Task objective
In the listing below, pick out lines with "Category".

Material
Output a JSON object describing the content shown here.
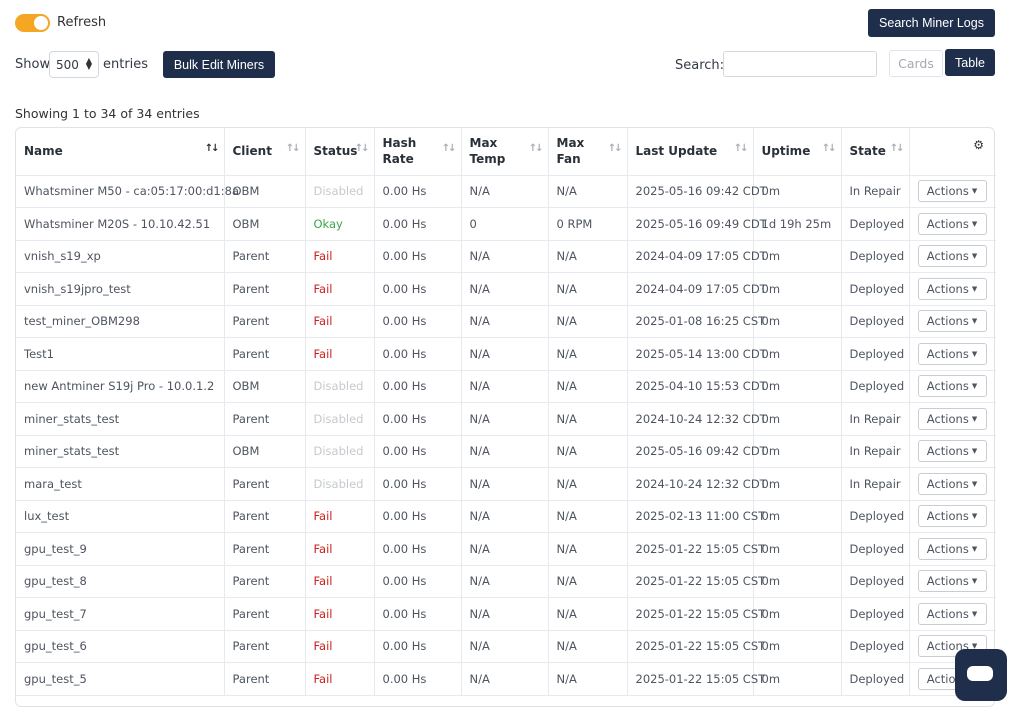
{
  "top": {
    "refresh_label": "Refresh",
    "search_logs_label": "Search Miner Logs"
  },
  "controls": {
    "show_label": "Show",
    "entries_value": "500",
    "entries_label": "entries",
    "bulk_edit_label": "Bulk Edit Miners",
    "search_label": "Search:",
    "search_value": "",
    "cards_label": "Cards",
    "table_label": "Table"
  },
  "summary": "Showing 1 to 34 of 34 entries",
  "table": {
    "columns": [
      {
        "line1": "Name",
        "line2": ""
      },
      {
        "line1": "Client",
        "line2": ""
      },
      {
        "line1": "Status",
        "line2": ""
      },
      {
        "line1": "Hash",
        "line2": "Rate"
      },
      {
        "line1": "Max",
        "line2": "Temp"
      },
      {
        "line1": "Max",
        "line2": "Fan"
      },
      {
        "line1": "Last Update",
        "line2": ""
      },
      {
        "line1": "Uptime",
        "line2": ""
      },
      {
        "line1": "State",
        "line2": ""
      }
    ],
    "actions_label": "Actions",
    "rows": [
      {
        "name": "Whatsminer M50 - ca:05:17:00:d1:8a",
        "client": "OBM",
        "status": "Disabled",
        "status_kind": "disabled",
        "hash": "0.00 Hs",
        "temp": "N/A",
        "fan": "N/A",
        "update": "2025-05-16 09:42 CDT",
        "uptime": "0m",
        "state": "In Repair"
      },
      {
        "name": "Whatsminer M20S - 10.10.42.51",
        "client": "OBM",
        "status": "Okay",
        "status_kind": "okay",
        "hash": "0.00 Hs",
        "temp": "0",
        "fan": "0 RPM",
        "update": "2025-05-16 09:49 CDT",
        "uptime": "1d 19h 25m",
        "state": "Deployed"
      },
      {
        "name": "vnish_s19_xp",
        "client": "Parent",
        "status": "Fail",
        "status_kind": "fail",
        "hash": "0.00 Hs",
        "temp": "N/A",
        "fan": "N/A",
        "update": "2024-04-09 17:05 CDT",
        "uptime": "0m",
        "state": "Deployed"
      },
      {
        "name": "vnish_s19jpro_test",
        "client": "Parent",
        "status": "Fail",
        "status_kind": "fail",
        "hash": "0.00 Hs",
        "temp": "N/A",
        "fan": "N/A",
        "update": "2024-04-09 17:05 CDT",
        "uptime": "0m",
        "state": "Deployed"
      },
      {
        "name": "test_miner_OBM298",
        "client": "Parent",
        "status": "Fail",
        "status_kind": "fail",
        "hash": "0.00 Hs",
        "temp": "N/A",
        "fan": "N/A",
        "update": "2025-01-08 16:25 CST",
        "uptime": "0m",
        "state": "Deployed"
      },
      {
        "name": "Test1",
        "client": "Parent",
        "status": "Fail",
        "status_kind": "fail",
        "hash": "0.00 Hs",
        "temp": "N/A",
        "fan": "N/A",
        "update": "2025-05-14 13:00 CDT",
        "uptime": "0m",
        "state": "Deployed"
      },
      {
        "name": "new Antminer S19j Pro - 10.0.1.2",
        "client": "OBM",
        "status": "Disabled",
        "status_kind": "disabled",
        "hash": "0.00 Hs",
        "temp": "N/A",
        "fan": "N/A",
        "update": "2025-04-10 15:53 CDT",
        "uptime": "0m",
        "state": "Deployed"
      },
      {
        "name": "miner_stats_test",
        "client": "Parent",
        "status": "Disabled",
        "status_kind": "disabled",
        "hash": "0.00 Hs",
        "temp": "N/A",
        "fan": "N/A",
        "update": "2024-10-24 12:32 CDT",
        "uptime": "0m",
        "state": "In Repair"
      },
      {
        "name": "miner_stats_test",
        "client": "OBM",
        "status": "Disabled",
        "status_kind": "disabled",
        "hash": "0.00 Hs",
        "temp": "N/A",
        "fan": "N/A",
        "update": "2025-05-16 09:42 CDT",
        "uptime": "0m",
        "state": "In Repair"
      },
      {
        "name": "mara_test",
        "client": "Parent",
        "status": "Disabled",
        "status_kind": "disabled",
        "hash": "0.00 Hs",
        "temp": "N/A",
        "fan": "N/A",
        "update": "2024-10-24 12:32 CDT",
        "uptime": "0m",
        "state": "In Repair"
      },
      {
        "name": "lux_test",
        "client": "Parent",
        "status": "Fail",
        "status_kind": "fail",
        "hash": "0.00 Hs",
        "temp": "N/A",
        "fan": "N/A",
        "update": "2025-02-13 11:00 CST",
        "uptime": "0m",
        "state": "Deployed"
      },
      {
        "name": "gpu_test_9",
        "client": "Parent",
        "status": "Fail",
        "status_kind": "fail",
        "hash": "0.00 Hs",
        "temp": "N/A",
        "fan": "N/A",
        "update": "2025-01-22 15:05 CST",
        "uptime": "0m",
        "state": "Deployed"
      },
      {
        "name": "gpu_test_8",
        "client": "Parent",
        "status": "Fail",
        "status_kind": "fail",
        "hash": "0.00 Hs",
        "temp": "N/A",
        "fan": "N/A",
        "update": "2025-01-22 15:05 CST",
        "uptime": "0m",
        "state": "Deployed"
      },
      {
        "name": "gpu_test_7",
        "client": "Parent",
        "status": "Fail",
        "status_kind": "fail",
        "hash": "0.00 Hs",
        "temp": "N/A",
        "fan": "N/A",
        "update": "2025-01-22 15:05 CST",
        "uptime": "0m",
        "state": "Deployed"
      },
      {
        "name": "gpu_test_6",
        "client": "Parent",
        "status": "Fail",
        "status_kind": "fail",
        "hash": "0.00 Hs",
        "temp": "N/A",
        "fan": "N/A",
        "update": "2025-01-22 15:05 CST",
        "uptime": "0m",
        "state": "Deployed"
      },
      {
        "name": "gpu_test_5",
        "client": "Parent",
        "status": "Fail",
        "status_kind": "fail",
        "hash": "0.00 Hs",
        "temp": "N/A",
        "fan": "N/A",
        "update": "2025-01-22 15:05 CST",
        "uptime": "0m",
        "state": "Deployed"
      }
    ]
  },
  "colors": {
    "accent": "#1f2f4b",
    "toggle_on": "#f5a623",
    "status_okay": "#3aa54a",
    "status_fail": "#cc1f1f",
    "status_disabled": "#c6cace"
  },
  "icons": {
    "refresh_toggle": "toggle-switch",
    "settings": "gear-icon",
    "chat": "chat-bubble-icon",
    "sort": "sort-arrows-icon",
    "dropdown": "caret-down-icon"
  }
}
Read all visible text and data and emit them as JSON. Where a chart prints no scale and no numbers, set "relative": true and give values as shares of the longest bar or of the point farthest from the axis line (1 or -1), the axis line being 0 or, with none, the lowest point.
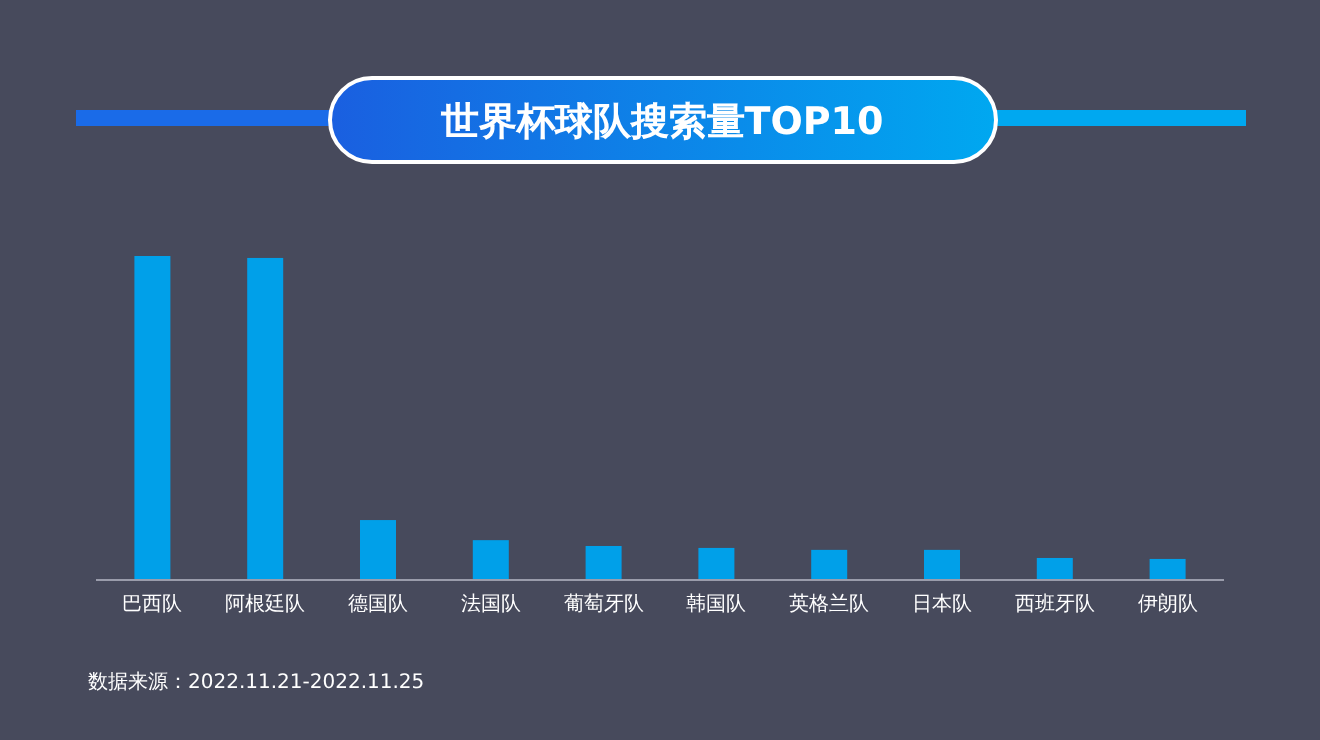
{
  "chart_data": {
    "type": "bar",
    "title": "世界杯球队搜索量TOP10",
    "relative": true,
    "color": "#00a0e9",
    "categories": [
      "巴西队",
      "阿根廷队",
      "德国队",
      "法国队",
      "葡萄牙队",
      "韩国队",
      "英格兰队",
      "日本队",
      "西班牙队",
      "伊朗队"
    ],
    "values": [
      1,
      0.994,
      0.185,
      0.123,
      0.105,
      0.099,
      0.093,
      0.093,
      0.068,
      0.065
    ],
    "annotations": [
      "数据来源：2022.11.21-2022.11.25"
    ]
  }
}
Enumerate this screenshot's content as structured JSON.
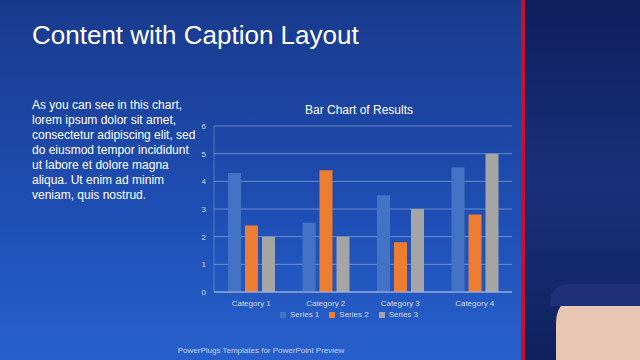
{
  "slide": {
    "title": "Content with Caption Layout",
    "caption": "As you can see in this chart, lorem ipsum dolor sit amet, consectetur adipiscing elit, sed do eiusmod tempor incididunt ut labore et dolore magna aliqua. Ut enim ad minim veniam, quis nostrud.",
    "footer": "PowerPlugs Templates for PowerPoint Preview"
  },
  "chart_data": {
    "type": "bar",
    "title": "Bar Chart of Results",
    "categories": [
      "Category 1",
      "Category 2",
      "Category 3",
      "Category 4"
    ],
    "series": [
      {
        "name": "Series 1",
        "color": "#4472c4",
        "values": [
          4.3,
          2.5,
          3.5,
          4.5
        ]
      },
      {
        "name": "Series 2",
        "color": "#ed7d31",
        "values": [
          2.4,
          4.4,
          1.8,
          2.8
        ]
      },
      {
        "name": "Series 3",
        "color": "#a5a5a5",
        "values": [
          2,
          2,
          3,
          5
        ]
      }
    ],
    "ylim": [
      0,
      6
    ],
    "yticks": [
      0,
      1,
      2,
      3,
      4,
      5,
      6
    ],
    "grid": true,
    "legend": "bottom"
  }
}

Result below
      "Category 1",
      "Category 2",
      "Category 3",
      "Category 4"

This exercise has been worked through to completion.